» **TASK GOAL**
State the number of lines, and only that number, in which the word "JSON" appears.
━━━ ENTRIES ━━━
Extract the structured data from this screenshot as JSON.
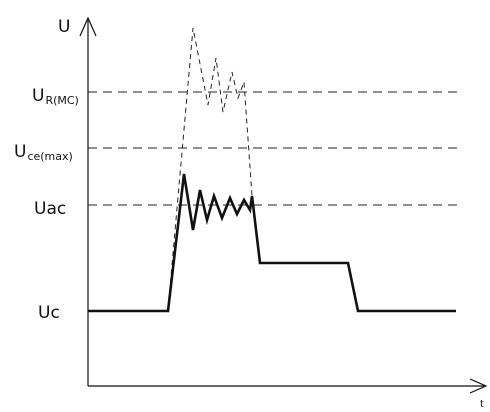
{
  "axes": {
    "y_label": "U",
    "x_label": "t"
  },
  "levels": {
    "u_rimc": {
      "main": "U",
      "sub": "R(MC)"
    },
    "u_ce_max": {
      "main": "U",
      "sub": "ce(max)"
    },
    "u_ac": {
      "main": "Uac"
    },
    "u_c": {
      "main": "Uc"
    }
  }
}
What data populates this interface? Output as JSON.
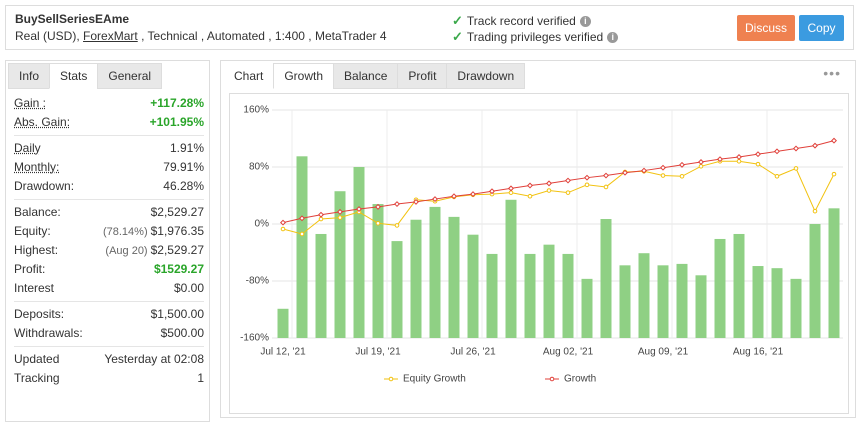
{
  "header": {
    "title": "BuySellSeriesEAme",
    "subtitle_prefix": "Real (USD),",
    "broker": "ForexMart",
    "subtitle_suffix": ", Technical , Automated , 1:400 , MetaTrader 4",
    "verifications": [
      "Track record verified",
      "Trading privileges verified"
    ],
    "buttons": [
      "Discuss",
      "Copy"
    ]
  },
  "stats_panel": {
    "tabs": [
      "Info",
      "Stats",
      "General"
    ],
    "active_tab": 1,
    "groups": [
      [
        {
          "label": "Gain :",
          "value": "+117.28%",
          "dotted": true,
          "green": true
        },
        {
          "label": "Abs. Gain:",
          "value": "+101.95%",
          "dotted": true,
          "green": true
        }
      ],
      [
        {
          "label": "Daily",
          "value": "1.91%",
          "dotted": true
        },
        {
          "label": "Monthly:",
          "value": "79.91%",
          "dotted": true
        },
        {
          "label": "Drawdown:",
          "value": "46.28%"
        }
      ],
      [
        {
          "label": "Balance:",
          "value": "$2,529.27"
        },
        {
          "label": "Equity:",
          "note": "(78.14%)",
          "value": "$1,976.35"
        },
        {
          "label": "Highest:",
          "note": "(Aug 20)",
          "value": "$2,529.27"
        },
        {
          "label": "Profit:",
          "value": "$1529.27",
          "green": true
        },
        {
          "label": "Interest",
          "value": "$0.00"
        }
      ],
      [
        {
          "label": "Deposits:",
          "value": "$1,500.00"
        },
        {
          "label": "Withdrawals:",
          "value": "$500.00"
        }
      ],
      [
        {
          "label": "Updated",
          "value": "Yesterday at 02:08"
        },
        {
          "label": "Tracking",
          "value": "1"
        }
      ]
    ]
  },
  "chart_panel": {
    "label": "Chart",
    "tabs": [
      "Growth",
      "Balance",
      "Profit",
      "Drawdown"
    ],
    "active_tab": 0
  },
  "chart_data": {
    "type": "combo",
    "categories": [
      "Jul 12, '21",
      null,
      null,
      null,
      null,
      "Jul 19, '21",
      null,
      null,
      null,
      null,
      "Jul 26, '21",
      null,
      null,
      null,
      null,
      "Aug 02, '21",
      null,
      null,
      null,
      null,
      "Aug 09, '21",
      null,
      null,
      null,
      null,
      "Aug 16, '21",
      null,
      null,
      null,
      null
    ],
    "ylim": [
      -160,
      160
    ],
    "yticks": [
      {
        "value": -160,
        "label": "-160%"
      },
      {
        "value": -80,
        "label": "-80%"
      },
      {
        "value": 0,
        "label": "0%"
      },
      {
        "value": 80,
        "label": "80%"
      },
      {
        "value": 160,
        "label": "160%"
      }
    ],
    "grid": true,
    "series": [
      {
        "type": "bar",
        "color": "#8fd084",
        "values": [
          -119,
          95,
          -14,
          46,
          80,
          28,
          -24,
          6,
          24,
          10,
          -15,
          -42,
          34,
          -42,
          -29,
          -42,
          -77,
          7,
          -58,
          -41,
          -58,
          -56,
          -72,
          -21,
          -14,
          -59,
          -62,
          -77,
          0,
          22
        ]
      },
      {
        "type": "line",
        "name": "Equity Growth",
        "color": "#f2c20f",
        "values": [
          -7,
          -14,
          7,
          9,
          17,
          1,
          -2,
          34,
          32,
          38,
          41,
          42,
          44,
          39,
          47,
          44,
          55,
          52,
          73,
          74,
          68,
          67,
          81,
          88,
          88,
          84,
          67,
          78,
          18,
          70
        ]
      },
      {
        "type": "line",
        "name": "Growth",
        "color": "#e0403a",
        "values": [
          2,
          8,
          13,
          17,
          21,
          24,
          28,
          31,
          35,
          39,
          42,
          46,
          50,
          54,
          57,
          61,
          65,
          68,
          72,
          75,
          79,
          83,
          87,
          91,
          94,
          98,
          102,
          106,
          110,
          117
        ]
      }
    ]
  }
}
━━━
━━━ ENTRIES ━━━
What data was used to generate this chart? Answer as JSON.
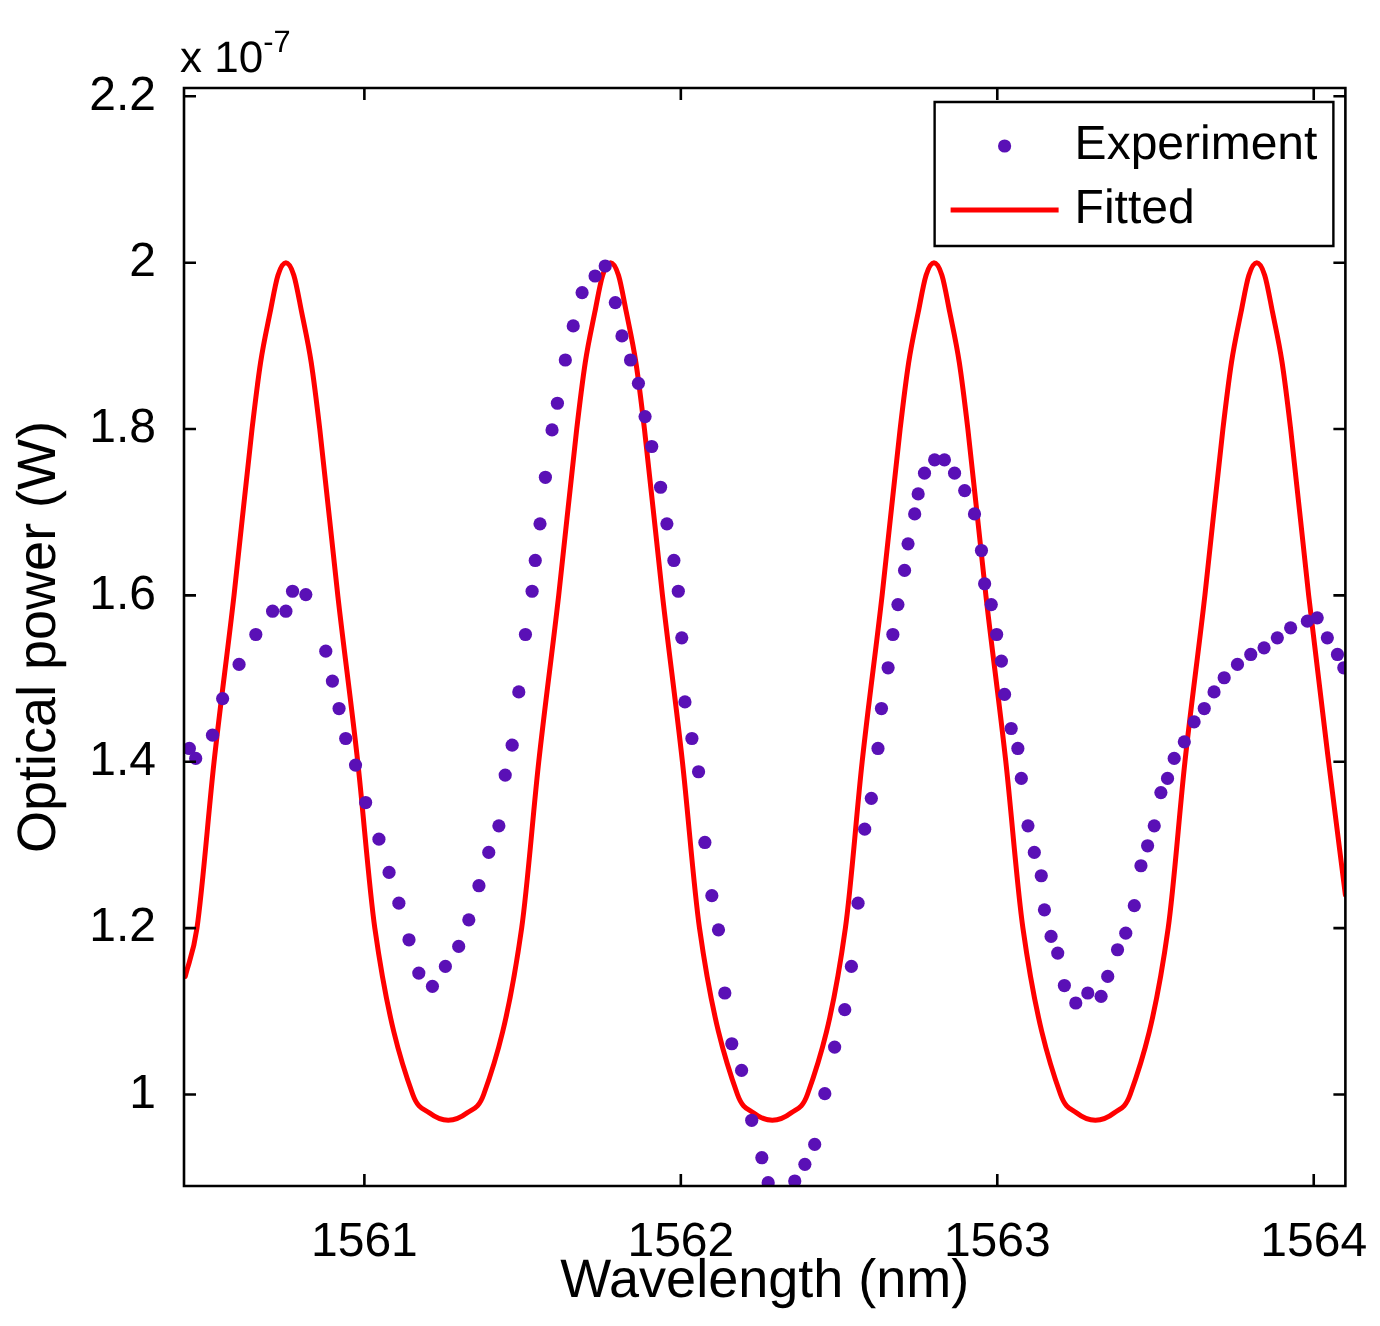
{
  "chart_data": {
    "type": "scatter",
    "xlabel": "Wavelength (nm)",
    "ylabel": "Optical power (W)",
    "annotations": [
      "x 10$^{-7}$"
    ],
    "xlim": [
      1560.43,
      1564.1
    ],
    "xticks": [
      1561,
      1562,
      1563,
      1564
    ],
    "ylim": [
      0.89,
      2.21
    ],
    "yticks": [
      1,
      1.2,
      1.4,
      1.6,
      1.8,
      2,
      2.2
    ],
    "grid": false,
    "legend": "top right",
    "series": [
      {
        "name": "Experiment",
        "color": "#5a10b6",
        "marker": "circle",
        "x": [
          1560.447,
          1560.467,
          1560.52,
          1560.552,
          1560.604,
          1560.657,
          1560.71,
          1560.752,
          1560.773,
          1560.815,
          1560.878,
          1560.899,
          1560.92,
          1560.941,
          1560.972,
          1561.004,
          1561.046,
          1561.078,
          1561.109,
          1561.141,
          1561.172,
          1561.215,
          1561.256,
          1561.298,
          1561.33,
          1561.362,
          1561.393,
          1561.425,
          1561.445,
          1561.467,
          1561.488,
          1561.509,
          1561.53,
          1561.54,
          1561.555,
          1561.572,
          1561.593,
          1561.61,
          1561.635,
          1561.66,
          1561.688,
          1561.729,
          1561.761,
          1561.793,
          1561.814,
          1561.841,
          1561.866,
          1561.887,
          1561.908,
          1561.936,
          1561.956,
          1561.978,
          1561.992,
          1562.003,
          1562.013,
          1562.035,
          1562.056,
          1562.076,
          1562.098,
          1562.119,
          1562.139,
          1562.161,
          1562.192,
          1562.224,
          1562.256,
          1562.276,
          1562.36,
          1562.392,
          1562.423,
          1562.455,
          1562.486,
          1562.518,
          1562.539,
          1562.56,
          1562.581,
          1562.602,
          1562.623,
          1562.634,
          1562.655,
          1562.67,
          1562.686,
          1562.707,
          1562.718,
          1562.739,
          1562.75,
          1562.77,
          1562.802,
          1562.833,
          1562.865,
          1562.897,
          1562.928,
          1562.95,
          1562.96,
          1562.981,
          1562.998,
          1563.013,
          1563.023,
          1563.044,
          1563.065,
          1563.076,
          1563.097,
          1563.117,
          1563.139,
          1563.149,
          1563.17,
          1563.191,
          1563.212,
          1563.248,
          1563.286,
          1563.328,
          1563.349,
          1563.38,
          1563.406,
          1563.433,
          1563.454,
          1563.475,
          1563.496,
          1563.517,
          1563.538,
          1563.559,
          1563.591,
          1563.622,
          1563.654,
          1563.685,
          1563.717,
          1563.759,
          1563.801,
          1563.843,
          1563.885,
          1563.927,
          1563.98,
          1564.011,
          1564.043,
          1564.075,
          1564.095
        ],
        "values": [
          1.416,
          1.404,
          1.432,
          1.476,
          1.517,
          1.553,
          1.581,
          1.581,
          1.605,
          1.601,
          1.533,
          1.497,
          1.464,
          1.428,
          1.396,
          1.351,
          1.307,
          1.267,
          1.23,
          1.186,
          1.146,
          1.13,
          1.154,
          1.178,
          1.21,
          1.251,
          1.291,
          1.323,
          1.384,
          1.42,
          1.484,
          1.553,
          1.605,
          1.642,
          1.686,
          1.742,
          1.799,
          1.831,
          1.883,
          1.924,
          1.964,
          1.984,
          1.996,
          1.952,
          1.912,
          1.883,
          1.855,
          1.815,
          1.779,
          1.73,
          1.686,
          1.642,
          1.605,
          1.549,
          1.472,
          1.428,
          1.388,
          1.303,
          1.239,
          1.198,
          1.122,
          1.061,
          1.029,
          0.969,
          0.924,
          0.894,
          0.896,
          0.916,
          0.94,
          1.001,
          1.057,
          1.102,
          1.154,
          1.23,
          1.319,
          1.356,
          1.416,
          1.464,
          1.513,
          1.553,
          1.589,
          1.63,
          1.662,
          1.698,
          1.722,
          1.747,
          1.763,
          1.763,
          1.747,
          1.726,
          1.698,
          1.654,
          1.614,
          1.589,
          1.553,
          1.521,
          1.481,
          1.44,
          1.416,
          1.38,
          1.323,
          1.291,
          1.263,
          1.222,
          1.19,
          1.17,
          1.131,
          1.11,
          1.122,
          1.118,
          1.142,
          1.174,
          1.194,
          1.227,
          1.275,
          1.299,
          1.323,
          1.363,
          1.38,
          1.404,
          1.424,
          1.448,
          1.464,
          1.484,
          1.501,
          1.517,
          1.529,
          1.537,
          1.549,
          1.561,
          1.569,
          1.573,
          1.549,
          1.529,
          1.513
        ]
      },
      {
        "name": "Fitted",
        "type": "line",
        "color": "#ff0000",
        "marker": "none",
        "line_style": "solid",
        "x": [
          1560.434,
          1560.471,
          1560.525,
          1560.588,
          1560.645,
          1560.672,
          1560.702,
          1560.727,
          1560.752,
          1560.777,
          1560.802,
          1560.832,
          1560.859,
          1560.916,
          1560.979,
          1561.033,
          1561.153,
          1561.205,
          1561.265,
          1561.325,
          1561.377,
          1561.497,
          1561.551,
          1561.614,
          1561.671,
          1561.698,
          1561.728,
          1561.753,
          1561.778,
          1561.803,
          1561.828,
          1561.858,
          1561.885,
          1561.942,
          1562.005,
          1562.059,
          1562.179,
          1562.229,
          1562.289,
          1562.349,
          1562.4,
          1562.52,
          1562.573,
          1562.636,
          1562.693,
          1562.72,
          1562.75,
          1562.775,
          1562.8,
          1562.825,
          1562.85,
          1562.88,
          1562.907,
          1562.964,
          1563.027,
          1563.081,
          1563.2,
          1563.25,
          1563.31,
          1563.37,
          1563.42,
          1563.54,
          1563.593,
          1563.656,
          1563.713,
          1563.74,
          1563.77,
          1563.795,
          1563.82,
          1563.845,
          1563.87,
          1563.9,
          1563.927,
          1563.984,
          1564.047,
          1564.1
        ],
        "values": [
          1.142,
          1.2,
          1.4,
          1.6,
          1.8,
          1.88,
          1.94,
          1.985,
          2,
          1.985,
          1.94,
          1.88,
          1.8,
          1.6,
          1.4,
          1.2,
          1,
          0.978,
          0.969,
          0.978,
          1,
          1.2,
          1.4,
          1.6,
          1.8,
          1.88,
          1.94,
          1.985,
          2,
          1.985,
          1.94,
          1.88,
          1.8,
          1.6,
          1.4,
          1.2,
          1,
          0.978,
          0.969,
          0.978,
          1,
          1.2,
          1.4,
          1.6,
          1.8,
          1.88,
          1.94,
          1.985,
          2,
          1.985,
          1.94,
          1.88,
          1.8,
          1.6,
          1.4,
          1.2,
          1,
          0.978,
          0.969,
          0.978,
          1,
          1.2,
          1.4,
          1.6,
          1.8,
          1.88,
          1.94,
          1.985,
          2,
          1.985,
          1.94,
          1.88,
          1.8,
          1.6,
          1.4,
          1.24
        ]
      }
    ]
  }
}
━━━
» **SOLUTION FOR THIS TASK**
3